Write out every record in full, exactly as written, please.

(Figure record listings)
════════

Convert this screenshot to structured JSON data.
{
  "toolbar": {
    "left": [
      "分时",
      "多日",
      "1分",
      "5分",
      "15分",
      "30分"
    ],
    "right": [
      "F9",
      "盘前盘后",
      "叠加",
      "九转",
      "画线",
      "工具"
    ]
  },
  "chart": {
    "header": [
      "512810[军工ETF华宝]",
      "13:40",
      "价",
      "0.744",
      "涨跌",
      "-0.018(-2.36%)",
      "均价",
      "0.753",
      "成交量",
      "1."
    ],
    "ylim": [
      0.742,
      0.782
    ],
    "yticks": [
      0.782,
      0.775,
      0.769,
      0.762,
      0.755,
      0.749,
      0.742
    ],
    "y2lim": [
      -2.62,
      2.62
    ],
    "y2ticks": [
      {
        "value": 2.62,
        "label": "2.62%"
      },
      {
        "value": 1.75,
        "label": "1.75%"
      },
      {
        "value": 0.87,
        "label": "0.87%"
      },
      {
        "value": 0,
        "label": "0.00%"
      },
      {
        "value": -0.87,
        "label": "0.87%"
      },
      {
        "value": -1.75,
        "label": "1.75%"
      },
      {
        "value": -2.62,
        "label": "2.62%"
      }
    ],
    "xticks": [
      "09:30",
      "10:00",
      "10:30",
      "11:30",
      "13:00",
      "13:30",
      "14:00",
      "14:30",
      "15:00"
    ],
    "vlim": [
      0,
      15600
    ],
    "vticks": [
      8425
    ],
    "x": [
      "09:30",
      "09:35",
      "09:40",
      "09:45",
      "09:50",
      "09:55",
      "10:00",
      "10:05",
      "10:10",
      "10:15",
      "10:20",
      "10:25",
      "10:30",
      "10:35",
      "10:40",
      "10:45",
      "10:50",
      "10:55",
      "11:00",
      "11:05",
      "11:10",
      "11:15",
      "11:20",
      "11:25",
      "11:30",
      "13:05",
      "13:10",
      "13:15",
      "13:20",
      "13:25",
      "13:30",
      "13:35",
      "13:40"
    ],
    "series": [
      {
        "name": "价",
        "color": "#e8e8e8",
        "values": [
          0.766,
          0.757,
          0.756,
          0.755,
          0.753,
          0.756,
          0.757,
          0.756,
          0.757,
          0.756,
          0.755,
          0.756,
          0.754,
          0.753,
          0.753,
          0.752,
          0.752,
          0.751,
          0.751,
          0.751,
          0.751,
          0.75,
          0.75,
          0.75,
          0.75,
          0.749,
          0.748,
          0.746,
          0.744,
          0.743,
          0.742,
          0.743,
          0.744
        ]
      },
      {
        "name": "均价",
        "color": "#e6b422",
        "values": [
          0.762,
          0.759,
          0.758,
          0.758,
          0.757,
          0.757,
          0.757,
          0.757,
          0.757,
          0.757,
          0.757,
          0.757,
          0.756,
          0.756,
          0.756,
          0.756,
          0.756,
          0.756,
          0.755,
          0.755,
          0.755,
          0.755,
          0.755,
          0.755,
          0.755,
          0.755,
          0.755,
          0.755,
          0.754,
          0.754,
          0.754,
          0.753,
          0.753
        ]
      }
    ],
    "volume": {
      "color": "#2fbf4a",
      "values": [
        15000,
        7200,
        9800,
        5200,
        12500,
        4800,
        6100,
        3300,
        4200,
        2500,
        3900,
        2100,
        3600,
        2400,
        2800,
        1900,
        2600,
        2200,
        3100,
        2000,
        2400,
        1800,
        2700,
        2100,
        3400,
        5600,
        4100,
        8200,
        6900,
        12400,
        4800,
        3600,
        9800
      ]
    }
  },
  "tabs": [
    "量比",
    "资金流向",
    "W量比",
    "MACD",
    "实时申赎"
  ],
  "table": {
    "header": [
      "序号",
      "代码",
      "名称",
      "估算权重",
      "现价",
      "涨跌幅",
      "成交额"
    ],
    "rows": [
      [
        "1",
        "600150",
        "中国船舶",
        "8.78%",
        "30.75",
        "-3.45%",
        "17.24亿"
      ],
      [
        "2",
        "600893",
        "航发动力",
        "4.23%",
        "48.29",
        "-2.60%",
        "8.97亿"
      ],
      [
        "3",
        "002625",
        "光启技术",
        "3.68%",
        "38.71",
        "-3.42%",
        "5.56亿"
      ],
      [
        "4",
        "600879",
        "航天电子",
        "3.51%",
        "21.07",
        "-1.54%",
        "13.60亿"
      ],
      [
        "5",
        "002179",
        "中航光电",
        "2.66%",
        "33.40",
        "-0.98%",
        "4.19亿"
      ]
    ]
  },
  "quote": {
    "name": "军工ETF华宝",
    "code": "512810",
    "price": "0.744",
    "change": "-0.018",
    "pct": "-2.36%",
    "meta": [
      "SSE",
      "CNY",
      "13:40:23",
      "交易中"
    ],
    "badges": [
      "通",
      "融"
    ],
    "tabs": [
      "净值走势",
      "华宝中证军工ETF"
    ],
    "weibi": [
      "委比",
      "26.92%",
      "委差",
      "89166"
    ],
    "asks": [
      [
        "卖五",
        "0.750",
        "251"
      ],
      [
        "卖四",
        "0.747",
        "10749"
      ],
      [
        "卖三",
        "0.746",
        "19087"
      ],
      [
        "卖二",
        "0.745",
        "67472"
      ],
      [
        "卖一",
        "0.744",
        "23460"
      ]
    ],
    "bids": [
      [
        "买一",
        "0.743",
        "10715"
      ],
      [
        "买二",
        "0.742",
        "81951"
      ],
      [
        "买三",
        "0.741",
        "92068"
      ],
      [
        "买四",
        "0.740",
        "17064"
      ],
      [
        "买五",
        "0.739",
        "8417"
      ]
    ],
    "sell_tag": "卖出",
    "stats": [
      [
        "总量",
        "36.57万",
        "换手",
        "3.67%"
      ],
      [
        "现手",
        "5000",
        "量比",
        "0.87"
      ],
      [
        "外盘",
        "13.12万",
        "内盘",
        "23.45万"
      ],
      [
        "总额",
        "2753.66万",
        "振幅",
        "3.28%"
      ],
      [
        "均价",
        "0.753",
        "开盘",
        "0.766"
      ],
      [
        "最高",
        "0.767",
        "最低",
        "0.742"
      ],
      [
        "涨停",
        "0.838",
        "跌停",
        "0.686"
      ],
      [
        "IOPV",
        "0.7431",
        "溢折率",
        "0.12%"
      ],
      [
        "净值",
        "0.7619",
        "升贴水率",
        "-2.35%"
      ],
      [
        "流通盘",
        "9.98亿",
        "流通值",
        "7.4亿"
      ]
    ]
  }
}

════════

» **Answer for the task**
Convert this screenshot to structured JSON data.
{
  "toolbar": {
    "left": [
      "分时",
      "多日",
      "1分",
      "5分",
      "15分",
      "30分"
    ],
    "right": [
      "F9",
      "盘前盘后",
      "叠加",
      "九转",
      "画线",
      "工具"
    ]
  },
  "chart": {
    "header": [
      "512810[军工ETF华宝]",
      "13:40",
      "价",
      "0.744",
      "涨跌",
      "-0.018(-2.36%)",
      "均价",
      "0.753",
      "成交量",
      "1."
    ],
    "ylim": [
      0.742,
      0.782
    ],
    "yticks": [
      0.782,
      0.775,
      0.769,
      0.762,
      0.755,
      0.749,
      0.742
    ],
    "y2lim": [
      -2.62,
      2.62
    ],
    "y2ticks": [
      {
        "value": 2.62,
        "label": "2.62%"
      },
      {
        "value": 1.75,
        "label": "1.75%"
      },
      {
        "value": 0.87,
        "label": "0.87%"
      },
      {
        "value": 0,
        "label": "0.00%"
      },
      {
        "value": -0.87,
        "label": "0.87%"
      },
      {
        "value": -1.75,
        "label": "1.75%"
      },
      {
        "value": -2.62,
        "label": "2.62%"
      }
    ],
    "xticks": [
      "09:30",
      "10:00",
      "10:30",
      "11:30",
      "13:00",
      "13:30",
      "14:00",
      "14:30",
      "15:00"
    ],
    "vlim": [
      0,
      15600
    ],
    "vticks": [
      8425
    ],
    "x": [
      "09:30",
      "09:35",
      "09:40",
      "09:45",
      "09:50",
      "09:55",
      "10:00",
      "10:05",
      "10:10",
      "10:15",
      "10:20",
      "10:25",
      "10:30",
      "10:35",
      "10:40",
      "10:45",
      "10:50",
      "10:55",
      "11:00",
      "11:05",
      "11:10",
      "11:15",
      "11:20",
      "11:25",
      "11:30",
      "13:05",
      "13:10",
      "13:15",
      "13:20",
      "13:25",
      "13:30",
      "13:35",
      "13:40"
    ],
    "series": [
      {
        "name": "价",
        "color": "#e8e8e8",
        "values": [
          0.766,
          0.757,
          0.756,
          0.755,
          0.753,
          0.756,
          0.757,
          0.756,
          0.757,
          0.756,
          0.755,
          0.756,
          0.754,
          0.753,
          0.753,
          0.752,
          0.752,
          0.751,
          0.751,
          0.751,
          0.751,
          0.75,
          0.75,
          0.75,
          0.75,
          0.749,
          0.748,
          0.746,
          0.744,
          0.743,
          0.742,
          0.743,
          0.744
        ]
      },
      {
        "name": "均价",
        "color": "#e6b422",
        "values": [
          0.762,
          0.759,
          0.758,
          0.758,
          0.757,
          0.757,
          0.757,
          0.757,
          0.757,
          0.757,
          0.757,
          0.757,
          0.756,
          0.756,
          0.756,
          0.756,
          0.756,
          0.756,
          0.755,
          0.755,
          0.755,
          0.755,
          0.755,
          0.755,
          0.755,
          0.755,
          0.755,
          0.755,
          0.754,
          0.754,
          0.754,
          0.753,
          0.753
        ]
      }
    ],
    "volume": {
      "color": "#2fbf4a",
      "values": [
        15000,
        7200,
        9800,
        5200,
        12500,
        4800,
        6100,
        3300,
        4200,
        2500,
        3900,
        2100,
        3600,
        2400,
        2800,
        1900,
        2600,
        2200,
        3100,
        2000,
        2400,
        1800,
        2700,
        2100,
        3400,
        5600,
        4100,
        8200,
        6900,
        12400,
        4800,
        3600,
        9800
      ]
    }
  },
  "tabs": [
    "量比",
    "资金流向",
    "W量比",
    "MACD",
    "实时申赎"
  ],
  "table": {
    "header": [
      "序号",
      "代码",
      "名称",
      "估算权重",
      "现价",
      "涨跌幅",
      "成交额"
    ],
    "rows": [
      [
        "1",
        "600150",
        "中国船舶",
        "8.78%",
        "30.75",
        "-3.45%",
        "17.24亿"
      ],
      [
        "2",
        "600893",
        "航发动力",
        "4.23%",
        "48.29",
        "-2.60%",
        "8.97亿"
      ],
      [
        "3",
        "002625",
        "光启技术",
        "3.68%",
        "38.71",
        "-3.42%",
        "5.56亿"
      ],
      [
        "4",
        "600879",
        "航天电子",
        "3.51%",
        "21.07",
        "-1.54%",
        "13.60亿"
      ],
      [
        "5",
        "002179",
        "中航光电",
        "2.66%",
        "33.40",
        "-0.98%",
        "4.19亿"
      ]
    ]
  },
  "quote": {
    "name": "军工ETF华宝",
    "code": "512810",
    "price": "0.744",
    "change": "-0.018",
    "pct": "-2.36%",
    "meta": [
      "SSE",
      "CNY",
      "13:40:23",
      "交易中"
    ],
    "badges": [
      "通",
      "融"
    ],
    "tabs": [
      "净值走势",
      "华宝中证军工ETF"
    ],
    "weibi": [
      "委比",
      "26.92%",
      "委差",
      "89166"
    ],
    "asks": [
      [
        "卖五",
        "0.750",
        "251"
      ],
      [
        "卖四",
        "0.747",
        "10749"
      ],
      [
        "卖三",
        "0.746",
        "19087"
      ],
      [
        "卖二",
        "0.745",
        "67472"
      ],
      [
        "卖一",
        "0.744",
        "23460"
      ]
    ],
    "bids": [
      [
        "买一",
        "0.743",
        "10715"
      ],
      [
        "买二",
        "0.742",
        "81951"
      ],
      [
        "买三",
        "0.741",
        "92068"
      ],
      [
        "买四",
        "0.740",
        "17064"
      ],
      [
        "买五",
        "0.739",
        "8417"
      ]
    ],
    "sell_tag": "卖出",
    "stats": [
      [
        "总量",
        "36.57万",
        "换手",
        "3.67%"
      ],
      [
        "现手",
        "5000",
        "量比",
        "0.87"
      ],
      [
        "外盘",
        "13.12万",
        "内盘",
        "23.45万"
      ],
      [
        "总额",
        "2753.66万",
        "振幅",
        "3.28%"
      ],
      [
        "均价",
        "0.753",
        "开盘",
        "0.766"
      ],
      [
        "最高",
        "0.767",
        "最低",
        "0.742"
      ],
      [
        "涨停",
        "0.838",
        "跌停",
        "0.686"
      ],
      [
        "IOPV",
        "0.7431",
        "溢折率",
        "0.12%"
      ],
      [
        "净值",
        "0.7619",
        "升贴水率",
        "-2.35%"
      ],
      [
        "流通盘",
        "9.98亿",
        "流通值",
        "7.4亿"
      ]
    ]
  }
}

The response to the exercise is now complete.